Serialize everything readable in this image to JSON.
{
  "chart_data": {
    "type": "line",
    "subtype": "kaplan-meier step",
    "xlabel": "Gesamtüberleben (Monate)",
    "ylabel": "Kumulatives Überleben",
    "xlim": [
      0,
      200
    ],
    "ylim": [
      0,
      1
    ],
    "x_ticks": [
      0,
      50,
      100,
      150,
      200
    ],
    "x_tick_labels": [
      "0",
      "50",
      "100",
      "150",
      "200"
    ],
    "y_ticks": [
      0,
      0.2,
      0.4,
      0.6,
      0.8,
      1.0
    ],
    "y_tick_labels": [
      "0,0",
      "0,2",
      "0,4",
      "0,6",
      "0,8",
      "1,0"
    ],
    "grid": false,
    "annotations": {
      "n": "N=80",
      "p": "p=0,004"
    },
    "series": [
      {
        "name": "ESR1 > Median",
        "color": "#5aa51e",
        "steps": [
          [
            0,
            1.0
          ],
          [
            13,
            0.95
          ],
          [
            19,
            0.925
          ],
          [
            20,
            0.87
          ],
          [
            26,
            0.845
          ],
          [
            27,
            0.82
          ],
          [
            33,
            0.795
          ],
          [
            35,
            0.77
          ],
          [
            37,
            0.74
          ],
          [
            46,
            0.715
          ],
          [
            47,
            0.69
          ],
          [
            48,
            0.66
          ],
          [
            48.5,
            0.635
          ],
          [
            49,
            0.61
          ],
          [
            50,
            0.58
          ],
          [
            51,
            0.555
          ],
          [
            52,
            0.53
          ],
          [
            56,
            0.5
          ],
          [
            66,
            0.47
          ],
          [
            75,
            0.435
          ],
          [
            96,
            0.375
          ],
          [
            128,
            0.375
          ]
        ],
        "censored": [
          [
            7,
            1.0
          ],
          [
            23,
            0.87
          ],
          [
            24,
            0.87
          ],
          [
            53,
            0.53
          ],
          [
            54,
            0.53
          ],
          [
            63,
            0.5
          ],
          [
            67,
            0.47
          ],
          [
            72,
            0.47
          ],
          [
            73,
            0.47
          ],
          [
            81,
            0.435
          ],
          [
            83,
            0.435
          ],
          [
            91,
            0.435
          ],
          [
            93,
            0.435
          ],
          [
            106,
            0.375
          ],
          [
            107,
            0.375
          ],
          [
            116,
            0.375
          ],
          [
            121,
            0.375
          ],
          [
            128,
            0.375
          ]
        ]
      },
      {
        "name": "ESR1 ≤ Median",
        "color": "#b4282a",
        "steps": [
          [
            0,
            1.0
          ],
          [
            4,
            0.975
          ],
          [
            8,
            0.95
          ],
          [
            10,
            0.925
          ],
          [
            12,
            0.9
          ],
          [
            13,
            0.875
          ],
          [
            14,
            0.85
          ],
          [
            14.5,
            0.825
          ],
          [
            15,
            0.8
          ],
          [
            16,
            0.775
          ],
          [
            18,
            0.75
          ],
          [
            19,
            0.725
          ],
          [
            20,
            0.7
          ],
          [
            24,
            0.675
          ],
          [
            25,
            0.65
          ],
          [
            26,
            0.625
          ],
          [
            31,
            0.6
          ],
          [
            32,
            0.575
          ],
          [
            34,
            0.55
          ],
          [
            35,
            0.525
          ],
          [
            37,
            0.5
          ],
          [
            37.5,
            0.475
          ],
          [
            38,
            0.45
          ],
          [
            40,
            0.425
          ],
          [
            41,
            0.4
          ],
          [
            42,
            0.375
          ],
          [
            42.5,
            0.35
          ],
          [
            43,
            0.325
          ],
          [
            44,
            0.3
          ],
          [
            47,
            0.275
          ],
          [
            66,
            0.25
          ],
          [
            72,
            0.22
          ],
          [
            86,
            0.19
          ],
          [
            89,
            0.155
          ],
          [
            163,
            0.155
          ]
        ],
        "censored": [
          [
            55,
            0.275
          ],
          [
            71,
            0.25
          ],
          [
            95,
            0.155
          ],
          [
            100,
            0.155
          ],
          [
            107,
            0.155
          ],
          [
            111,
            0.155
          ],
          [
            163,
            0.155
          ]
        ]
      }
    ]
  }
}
——————————
* What you will do
Reproduce the records above exactly as they appear.

* Result of this exercise
Serialize everything readable in this image to JSON.
{
  "chart_data": {
    "type": "line",
    "subtype": "kaplan-meier step",
    "xlabel": "Gesamtüberleben (Monate)",
    "ylabel": "Kumulatives Überleben",
    "xlim": [
      0,
      200
    ],
    "ylim": [
      0,
      1
    ],
    "x_ticks": [
      0,
      50,
      100,
      150,
      200
    ],
    "x_tick_labels": [
      "0",
      "50",
      "100",
      "150",
      "200"
    ],
    "y_ticks": [
      0,
      0.2,
      0.4,
      0.6,
      0.8,
      1.0
    ],
    "y_tick_labels": [
      "0,0",
      "0,2",
      "0,4",
      "0,6",
      "0,8",
      "1,0"
    ],
    "grid": false,
    "annotations": {
      "n": "N=80",
      "p": "p=0,004"
    },
    "series": [
      {
        "name": "ESR1 > Median",
        "color": "#5aa51e",
        "steps": [
          [
            0,
            1.0
          ],
          [
            13,
            0.95
          ],
          [
            19,
            0.925
          ],
          [
            20,
            0.87
          ],
          [
            26,
            0.845
          ],
          [
            27,
            0.82
          ],
          [
            33,
            0.795
          ],
          [
            35,
            0.77
          ],
          [
            37,
            0.74
          ],
          [
            46,
            0.715
          ],
          [
            47,
            0.69
          ],
          [
            48,
            0.66
          ],
          [
            48.5,
            0.635
          ],
          [
            49,
            0.61
          ],
          [
            50,
            0.58
          ],
          [
            51,
            0.555
          ],
          [
            52,
            0.53
          ],
          [
            56,
            0.5
          ],
          [
            66,
            0.47
          ],
          [
            75,
            0.435
          ],
          [
            96,
            0.375
          ],
          [
            128,
            0.375
          ]
        ],
        "censored": [
          [
            7,
            1.0
          ],
          [
            23,
            0.87
          ],
          [
            24,
            0.87
          ],
          [
            53,
            0.53
          ],
          [
            54,
            0.53
          ],
          [
            63,
            0.5
          ],
          [
            67,
            0.47
          ],
          [
            72,
            0.47
          ],
          [
            73,
            0.47
          ],
          [
            81,
            0.435
          ],
          [
            83,
            0.435
          ],
          [
            91,
            0.435
          ],
          [
            93,
            0.435
          ],
          [
            106,
            0.375
          ],
          [
            107,
            0.375
          ],
          [
            116,
            0.375
          ],
          [
            121,
            0.375
          ],
          [
            128,
            0.375
          ]
        ]
      },
      {
        "name": "ESR1 ≤ Median",
        "color": "#b4282a",
        "steps": [
          [
            0,
            1.0
          ],
          [
            4,
            0.975
          ],
          [
            8,
            0.95
          ],
          [
            10,
            0.925
          ],
          [
            12,
            0.9
          ],
          [
            13,
            0.875
          ],
          [
            14,
            0.85
          ],
          [
            14.5,
            0.825
          ],
          [
            15,
            0.8
          ],
          [
            16,
            0.775
          ],
          [
            18,
            0.75
          ],
          [
            19,
            0.725
          ],
          [
            20,
            0.7
          ],
          [
            24,
            0.675
          ],
          [
            25,
            0.65
          ],
          [
            26,
            0.625
          ],
          [
            31,
            0.6
          ],
          [
            32,
            0.575
          ],
          [
            34,
            0.55
          ],
          [
            35,
            0.525
          ],
          [
            37,
            0.5
          ],
          [
            37.5,
            0.475
          ],
          [
            38,
            0.45
          ],
          [
            40,
            0.425
          ],
          [
            41,
            0.4
          ],
          [
            42,
            0.375
          ],
          [
            42.5,
            0.35
          ],
          [
            43,
            0.325
          ],
          [
            44,
            0.3
          ],
          [
            47,
            0.275
          ],
          [
            66,
            0.25
          ],
          [
            72,
            0.22
          ],
          [
            86,
            0.19
          ],
          [
            89,
            0.155
          ],
          [
            163,
            0.155
          ]
        ],
        "censored": [
          [
            55,
            0.275
          ],
          [
            71,
            0.25
          ],
          [
            95,
            0.155
          ],
          [
            100,
            0.155
          ],
          [
            107,
            0.155
          ],
          [
            111,
            0.155
          ],
          [
            163,
            0.155
          ]
        ]
      }
    ]
  }
}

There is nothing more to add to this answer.